Filter the data below for the string "style" and copy each matching line.

(Source data)
++++++
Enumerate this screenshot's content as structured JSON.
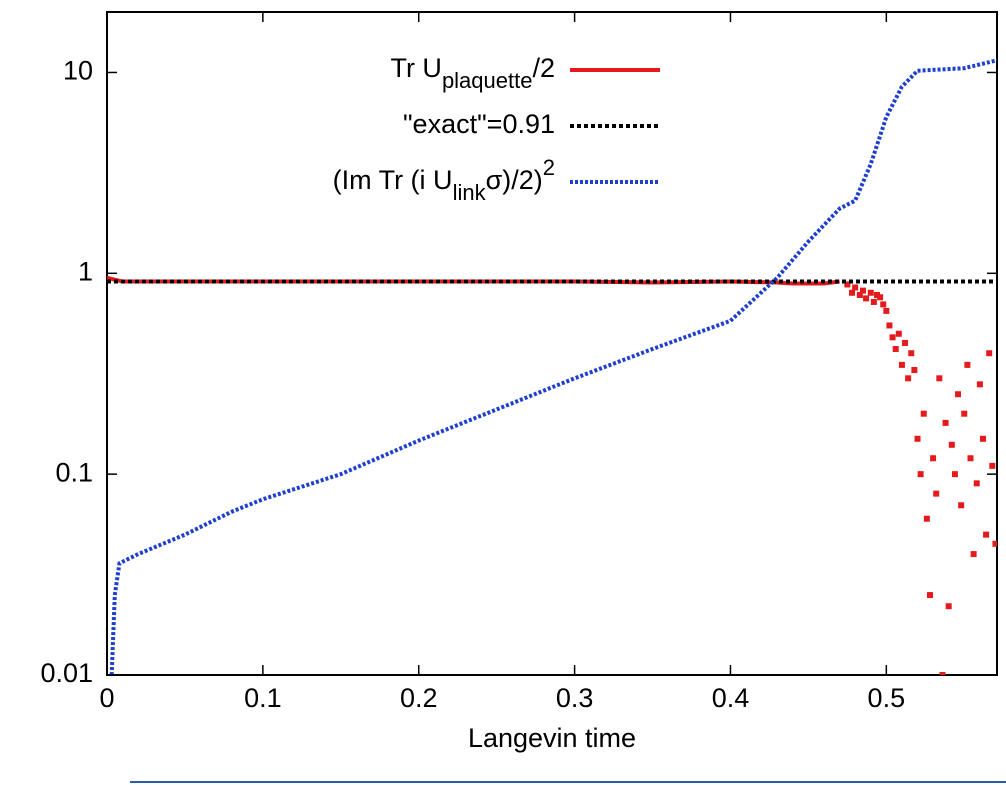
{
  "chart_data": {
    "type": "line",
    "log_y": true,
    "x_label": "Langevin time",
    "xlim": [
      0,
      0.571
    ],
    "xticks": [
      0,
      0.1,
      0.2,
      0.3,
      0.4,
      0.5
    ],
    "ylim": [
      0.01,
      20
    ],
    "yticks": [
      0.01,
      0.1,
      1,
      10
    ],
    "legend": "top",
    "series": [
      {
        "name": [
          {
            "text": "Tr U"
          },
          {
            "text": "plaquette",
            "shift": "sub"
          },
          {
            "text": "/2"
          }
        ],
        "color": "#e41a1c",
        "style": "solid",
        "x": [
          0,
          0.01,
          0.05,
          0.1,
          0.15,
          0.2,
          0.25,
          0.3,
          0.35,
          0.4,
          0.43,
          0.44,
          0.46,
          0.47
        ],
        "values": [
          0.95,
          0.91,
          0.91,
          0.91,
          0.91,
          0.91,
          0.91,
          0.91,
          0.9,
          0.91,
          0.9,
          0.89,
          0.89,
          0.91
        ],
        "points": {
          "x": [
            0.475,
            0.478,
            0.48,
            0.483,
            0.485,
            0.487,
            0.49,
            0.492,
            0.494,
            0.496,
            0.498,
            0.5,
            0.502,
            0.504,
            0.506,
            0.508,
            0.51,
            0.512,
            0.514,
            0.516,
            0.518,
            0.52,
            0.522,
            0.524,
            0.526,
            0.528,
            0.53,
            0.532,
            0.534,
            0.536,
            0.538,
            0.54,
            0.542,
            0.544,
            0.546,
            0.548,
            0.55,
            0.552,
            0.554,
            0.556,
            0.558,
            0.56,
            0.562,
            0.564,
            0.566,
            0.568,
            0.57
          ],
          "values": [
            0.88,
            0.8,
            0.85,
            0.78,
            0.82,
            0.75,
            0.8,
            0.72,
            0.78,
            0.76,
            0.7,
            0.65,
            0.55,
            0.48,
            0.42,
            0.5,
            0.35,
            0.45,
            0.3,
            0.4,
            0.33,
            0.15,
            0.1,
            0.2,
            0.06,
            0.025,
            0.12,
            0.08,
            0.3,
            0.01,
            0.18,
            0.022,
            0.14,
            0.1,
            0.25,
            0.07,
            0.2,
            0.35,
            0.12,
            0.04,
            0.09,
            0.28,
            0.15,
            0.05,
            0.4,
            0.11,
            0.045
          ]
        }
      },
      {
        "name": [
          {
            "text": "\"exact\"=0.91"
          }
        ],
        "color": "#000000",
        "style": "dashed",
        "x": [
          0,
          0.571
        ],
        "values": [
          0.91,
          0.91
        ]
      },
      {
        "name": [
          {
            "text": "(Im Tr (i U"
          },
          {
            "text": "link",
            "shift": "sub"
          },
          {
            "text": "σ)/2)"
          },
          {
            "text": "2",
            "shift": "super"
          }
        ],
        "color": "#1f3fcf",
        "style": "dotted",
        "x": [
          0.003,
          0.005,
          0.008,
          0.02,
          0.05,
          0.08,
          0.1,
          0.15,
          0.2,
          0.25,
          0.3,
          0.35,
          0.4,
          0.43,
          0.45,
          0.47,
          0.48,
          0.49,
          0.5,
          0.51,
          0.52,
          0.55,
          0.571
        ],
        "values": [
          0.01,
          0.025,
          0.036,
          0.04,
          0.05,
          0.065,
          0.075,
          0.1,
          0.147,
          0.21,
          0.3,
          0.42,
          0.58,
          0.95,
          1.44,
          2.1,
          2.3,
          3.5,
          6.0,
          8.5,
          10.2,
          10.5,
          11.5
        ]
      }
    ]
  }
}
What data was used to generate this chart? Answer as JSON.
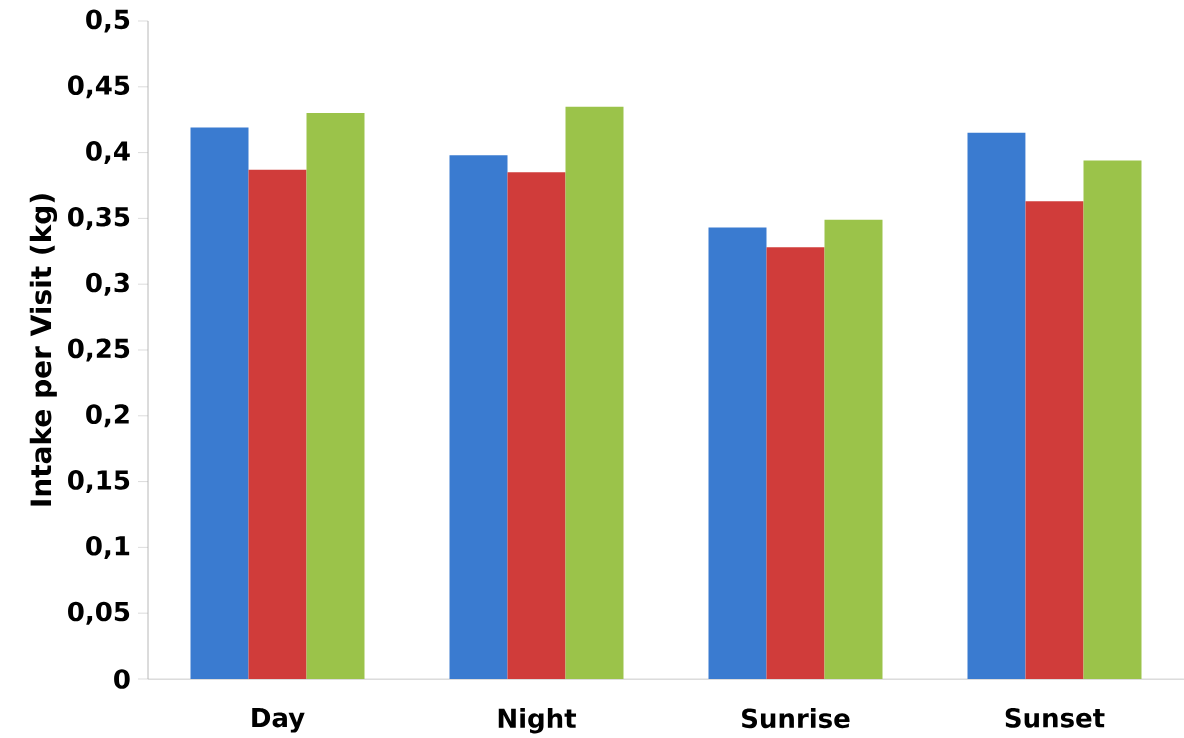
{
  "chart_data": {
    "type": "bar",
    "ylabel": "Intake per Visit (kg)",
    "categories": [
      "Day",
      "Night",
      "Sunrise",
      "Sunset"
    ],
    "series": [
      {
        "color": "#3a7bd0",
        "values": [
          0.419,
          0.398,
          0.343,
          0.415
        ]
      },
      {
        "color": "#d03c3a",
        "values": [
          0.387,
          0.385,
          0.328,
          0.363
        ]
      },
      {
        "color": "#9bc34a",
        "values": [
          0.43,
          0.435,
          0.349,
          0.394
        ]
      }
    ],
    "ylim": [
      0,
      0.5
    ],
    "yticks": [
      0,
      {
        "value": 0.05,
        "label": "0,05"
      },
      {
        "value": 0.1,
        "label": "0,1"
      },
      {
        "value": 0.15,
        "label": "0,15"
      },
      {
        "value": 0.2,
        "label": "0,2"
      },
      {
        "value": 0.25,
        "label": "0,25"
      },
      {
        "value": 0.3,
        "label": "0,3"
      },
      {
        "value": 0.35,
        "label": "0,35"
      },
      {
        "value": 0.4,
        "label": "0,4"
      },
      {
        "value": 0.45,
        "label": "0,45"
      },
      {
        "value": 0.5,
        "label": "0,5"
      }
    ],
    "grid": false
  }
}
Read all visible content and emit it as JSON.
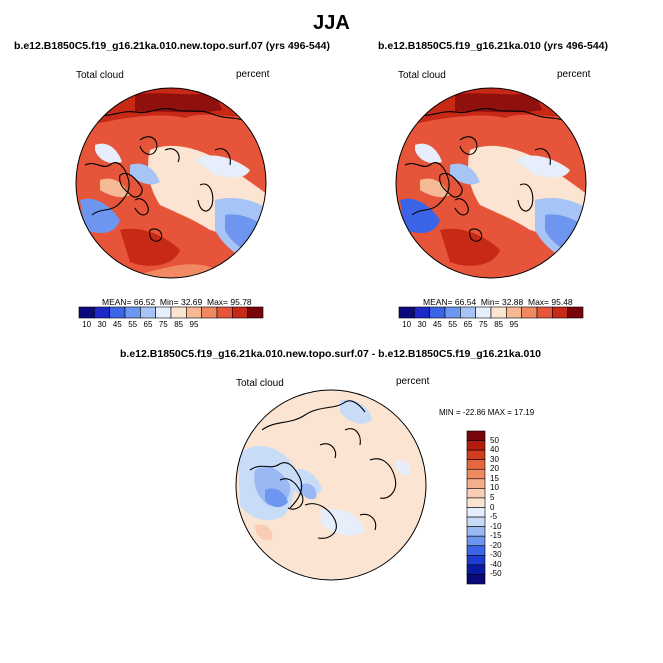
{
  "page_title": "JJA",
  "colors": {
    "red_scale": [
      "#0a0a7a",
      "#1e28c8",
      "#3c64e6",
      "#6e96f0",
      "#a6c4f6",
      "#e6eefb",
      "#fbe4d2",
      "#f7b896",
      "#f18a62",
      "#e6553a",
      "#c82816",
      "#78050a"
    ],
    "diff_scale": [
      "#0a0a7a",
      "#0a1aa0",
      "#1e3cd2",
      "#3c64e6",
      "#6e96f0",
      "#9ab8f4",
      "#c8dcf8",
      "#e6eefb",
      "#fbe4d2",
      "#f8cdb4",
      "#f4ae8c",
      "#ee8a62",
      "#e6663e",
      "#d23c1e",
      "#b41c10",
      "#78050a"
    ],
    "land_line": "#000000"
  },
  "panels": [
    {
      "id": "left",
      "title": "b.e12.B1850C5.f19_g16.21ka.010.new.topo.surf.07 (yrs 496-544)",
      "variable": "Total cloud",
      "units": "percent",
      "stats": {
        "mean": "66.52",
        "min": "32.69",
        "max": "95.78"
      },
      "stats_labels": {
        "mean": "MEAN=",
        "min": "Min=",
        "max": "Max="
      },
      "colorbar_labels": [
        "10",
        "30",
        "45",
        "55",
        "65",
        "75",
        "85",
        "95"
      ]
    },
    {
      "id": "right",
      "title": "b.e12.B1850C5.f19_g16.21ka.010 (yrs 496-544)",
      "variable": "Total cloud",
      "units": "percent",
      "stats": {
        "mean": "66.54",
        "min": "32.88",
        "max": "95.48"
      },
      "stats_labels": {
        "mean": "MEAN=",
        "min": "Min=",
        "max": "Max="
      },
      "colorbar_labels": [
        "10",
        "30",
        "45",
        "55",
        "65",
        "75",
        "85",
        "95"
      ]
    }
  ],
  "diff_panel": {
    "title": "b.e12.B1850C5.f19_g16.21ka.010.new.topo.surf.07 - b.e12.B1850C5.f19_g16.21ka.010",
    "variable": "Total cloud",
    "units": "percent",
    "minmax_text": "MIN = -22.86 MAX =  17.19",
    "colorbar_labels": [
      "50",
      "40",
      "30",
      "20",
      "15",
      "10",
      "5",
      "0",
      "-5",
      "-10",
      "-15",
      "-20",
      "-30",
      "-40",
      "-50"
    ]
  }
}
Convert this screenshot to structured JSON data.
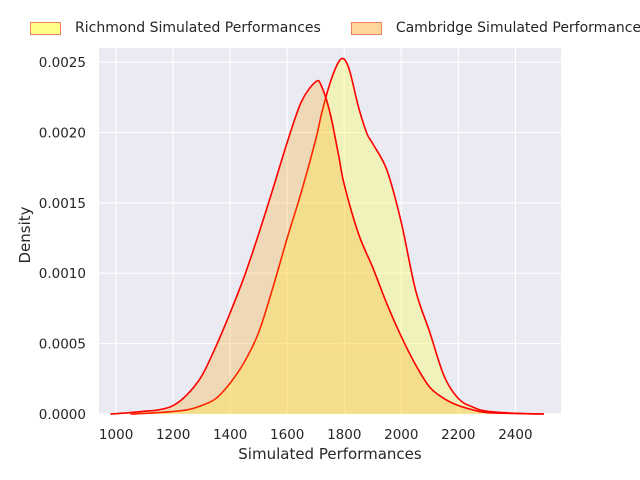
{
  "chart_data": {
    "type": "area",
    "xlabel": "Simulated Performances",
    "ylabel": "Density",
    "xlim": [
      940,
      2560
    ],
    "ylim": [
      0,
      0.0026
    ],
    "xticks": [
      1000,
      1200,
      1400,
      1600,
      1800,
      2000,
      2200,
      2400
    ],
    "yticks": [
      0.0,
      0.0005,
      0.001,
      0.0015,
      0.002,
      0.0025
    ],
    "ytick_labels": [
      "0.0000",
      "0.0005",
      "0.0010",
      "0.0015",
      "0.0020",
      "0.0025"
    ],
    "grid": true,
    "legend_placement": "top",
    "series": [
      {
        "name": "Richmond Simulated Performances",
        "fill_color": "#ffff55",
        "fill_opacity": 0.35,
        "line_color": "#ff0000",
        "x": [
          1050,
          1150,
          1250,
          1300,
          1350,
          1400,
          1450,
          1500,
          1550,
          1600,
          1650,
          1700,
          1720,
          1750,
          1780,
          1800,
          1820,
          1850,
          1880,
          1900,
          1950,
          2000,
          2050,
          2100,
          2150,
          2200,
          2250,
          2300,
          2400,
          2500
        ],
        "y": [
          0,
          1e-05,
          3e-05,
          6e-05,
          0.00011,
          0.00022,
          0.00037,
          0.00058,
          0.0009,
          0.00125,
          0.00158,
          0.00195,
          0.00213,
          0.00235,
          0.0025,
          0.00252,
          0.00243,
          0.00218,
          0.00199,
          0.00192,
          0.00173,
          0.00136,
          0.00088,
          0.00058,
          0.00027,
          0.00011,
          5e-05,
          2e-05,
          5e-06,
          0
        ]
      },
      {
        "name": "Cambridge Simulated Performances",
        "fill_color": "#ffa500",
        "fill_opacity": 0.25,
        "line_color": "#ff0000",
        "x": [
          980,
          1050,
          1100,
          1150,
          1200,
          1250,
          1300,
          1350,
          1400,
          1450,
          1500,
          1550,
          1600,
          1650,
          1700,
          1720,
          1750,
          1780,
          1800,
          1850,
          1900,
          1950,
          2000,
          2050,
          2100,
          2150,
          2200,
          2250,
          2300,
          2400,
          2500
        ],
        "y": [
          0,
          1e-05,
          2e-05,
          3e-05,
          6e-05,
          0.00014,
          0.00027,
          0.00048,
          0.00072,
          0.00098,
          0.00128,
          0.0016,
          0.00193,
          0.00222,
          0.00236,
          0.00233,
          0.00214,
          0.00184,
          0.00163,
          0.00128,
          0.00104,
          0.00078,
          0.00055,
          0.00035,
          0.00019,
          0.00011,
          6e-05,
          3e-05,
          1e-05,
          4e-06,
          0
        ]
      }
    ]
  }
}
++++++
*Result of this exercise*
        "style": "solid",
        "style": "dashed",
        "style": "dotted",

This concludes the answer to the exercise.